Render the following material again verbatim, leaving nothing out.
— Begin SUPPLIED RECORDS —
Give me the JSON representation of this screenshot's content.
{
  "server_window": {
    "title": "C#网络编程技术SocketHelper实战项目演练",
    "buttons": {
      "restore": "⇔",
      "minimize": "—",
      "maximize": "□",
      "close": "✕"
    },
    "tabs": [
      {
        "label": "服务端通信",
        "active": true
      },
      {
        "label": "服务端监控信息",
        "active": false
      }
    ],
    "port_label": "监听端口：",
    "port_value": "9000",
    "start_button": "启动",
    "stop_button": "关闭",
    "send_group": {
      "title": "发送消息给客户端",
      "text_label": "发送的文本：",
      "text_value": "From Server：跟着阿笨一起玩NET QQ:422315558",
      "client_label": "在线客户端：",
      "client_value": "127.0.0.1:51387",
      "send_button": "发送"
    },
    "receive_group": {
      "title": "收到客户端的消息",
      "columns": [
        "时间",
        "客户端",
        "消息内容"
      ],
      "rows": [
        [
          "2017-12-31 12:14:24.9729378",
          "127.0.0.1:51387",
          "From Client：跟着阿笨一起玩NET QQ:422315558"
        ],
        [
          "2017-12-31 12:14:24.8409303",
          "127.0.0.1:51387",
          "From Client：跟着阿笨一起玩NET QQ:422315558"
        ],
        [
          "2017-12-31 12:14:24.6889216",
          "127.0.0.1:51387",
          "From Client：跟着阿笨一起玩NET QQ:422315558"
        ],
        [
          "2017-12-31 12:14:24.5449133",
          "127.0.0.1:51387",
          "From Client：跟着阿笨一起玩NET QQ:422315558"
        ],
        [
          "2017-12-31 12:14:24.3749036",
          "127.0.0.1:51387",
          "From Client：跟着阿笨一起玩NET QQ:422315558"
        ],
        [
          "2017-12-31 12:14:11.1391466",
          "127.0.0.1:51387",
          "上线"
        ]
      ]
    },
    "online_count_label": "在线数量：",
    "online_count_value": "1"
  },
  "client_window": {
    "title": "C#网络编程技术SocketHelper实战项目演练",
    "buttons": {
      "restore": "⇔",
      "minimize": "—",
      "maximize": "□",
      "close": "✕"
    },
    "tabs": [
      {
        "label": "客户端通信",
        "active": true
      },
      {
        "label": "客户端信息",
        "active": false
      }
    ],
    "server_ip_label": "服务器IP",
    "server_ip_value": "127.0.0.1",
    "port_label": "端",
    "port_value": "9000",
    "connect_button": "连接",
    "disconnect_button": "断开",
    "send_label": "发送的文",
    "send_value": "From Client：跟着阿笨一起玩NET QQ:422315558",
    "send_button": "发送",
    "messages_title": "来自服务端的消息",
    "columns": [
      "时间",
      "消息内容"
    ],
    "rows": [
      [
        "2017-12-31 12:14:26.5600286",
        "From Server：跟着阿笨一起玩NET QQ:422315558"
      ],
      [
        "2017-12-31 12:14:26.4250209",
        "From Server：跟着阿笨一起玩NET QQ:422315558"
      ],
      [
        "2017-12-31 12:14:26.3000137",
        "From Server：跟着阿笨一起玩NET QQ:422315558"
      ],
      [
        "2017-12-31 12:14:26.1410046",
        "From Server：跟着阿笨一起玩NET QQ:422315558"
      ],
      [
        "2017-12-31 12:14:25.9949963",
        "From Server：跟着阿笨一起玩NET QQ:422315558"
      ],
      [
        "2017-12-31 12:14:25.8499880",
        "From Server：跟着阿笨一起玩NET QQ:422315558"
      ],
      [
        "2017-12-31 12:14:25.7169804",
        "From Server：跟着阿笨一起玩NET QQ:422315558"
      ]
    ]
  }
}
— End SUPPLIED RECORDS —
● TASK RESPONSE
Give me the JSON representation of this screenshot's content.
{
  "server_window": {
    "title": "C#网络编程技术SocketHelper实战项目演练",
    "buttons": {
      "restore": "⇔",
      "minimize": "—",
      "maximize": "□",
      "close": "✕"
    },
    "tabs": [
      {
        "label": "服务端通信",
        "active": true
      },
      {
        "label": "服务端监控信息",
        "active": false
      }
    ],
    "port_label": "监听端口：",
    "port_value": "9000",
    "start_button": "启动",
    "stop_button": "关闭",
    "send_group": {
      "title": "发送消息给客户端",
      "text_label": "发送的文本：",
      "text_value": "From Server：跟着阿笨一起玩NET QQ:422315558",
      "client_label": "在线客户端：",
      "client_value": "127.0.0.1:51387",
      "send_button": "发送"
    },
    "receive_group": {
      "title": "收到客户端的消息",
      "columns": [
        "时间",
        "客户端",
        "消息内容"
      ],
      "rows": [
        [
          "2017-12-31 12:14:24.9729378",
          "127.0.0.1:51387",
          "From Client：跟着阿笨一起玩NET QQ:422315558"
        ],
        [
          "2017-12-31 12:14:24.8409303",
          "127.0.0.1:51387",
          "From Client：跟着阿笨一起玩NET QQ:422315558"
        ],
        [
          "2017-12-31 12:14:24.6889216",
          "127.0.0.1:51387",
          "From Client：跟着阿笨一起玩NET QQ:422315558"
        ],
        [
          "2017-12-31 12:14:24.5449133",
          "127.0.0.1:51387",
          "From Client：跟着阿笨一起玩NET QQ:422315558"
        ],
        [
          "2017-12-31 12:14:24.3749036",
          "127.0.0.1:51387",
          "From Client：跟着阿笨一起玩NET QQ:422315558"
        ],
        [
          "2017-12-31 12:14:11.1391466",
          "127.0.0.1:51387",
          "上线"
        ]
      ]
    },
    "online_count_label": "在线数量：",
    "online_count_value": "1"
  },
  "client_window": {
    "title": "C#网络编程技术SocketHelper实战项目演练",
    "buttons": {
      "restore": "⇔",
      "minimize": "—",
      "maximize": "□",
      "close": "✕"
    },
    "tabs": [
      {
        "label": "客户端通信",
        "active": true
      },
      {
        "label": "客户端信息",
        "active": false
      }
    ],
    "server_ip_label": "服务器IP",
    "server_ip_value": "127.0.0.1",
    "port_label": "端",
    "port_value": "9000",
    "connect_button": "连接",
    "disconnect_button": "断开",
    "send_label": "发送的文",
    "send_value": "From Client：跟着阿笨一起玩NET QQ:422315558",
    "send_button": "发送",
    "messages_title": "来自服务端的消息",
    "columns": [
      "时间",
      "消息内容"
    ],
    "rows": [
      [
        "2017-12-31 12:14:26.5600286",
        "From Server：跟着阿笨一起玩NET QQ:422315558"
      ],
      [
        "2017-12-31 12:14:26.4250209",
        "From Server：跟着阿笨一起玩NET QQ:422315558"
      ],
      [
        "2017-12-31 12:14:26.3000137",
        "From Server：跟着阿笨一起玩NET QQ:422315558"
      ],
      [
        "2017-12-31 12:14:26.1410046",
        "From Server：跟着阿笨一起玩NET QQ:422315558"
      ],
      [
        "2017-12-31 12:14:25.9949963",
        "From Server：跟着阿笨一起玩NET QQ:422315558"
      ],
      [
        "2017-12-31 12:14:25.8499880",
        "From Server：跟着阿笨一起玩NET QQ:422315558"
      ],
      [
        "2017-12-31 12:14:25.7169804",
        "From Server：跟着阿笨一起玩NET QQ:422315558"
      ]
    ]
  }
}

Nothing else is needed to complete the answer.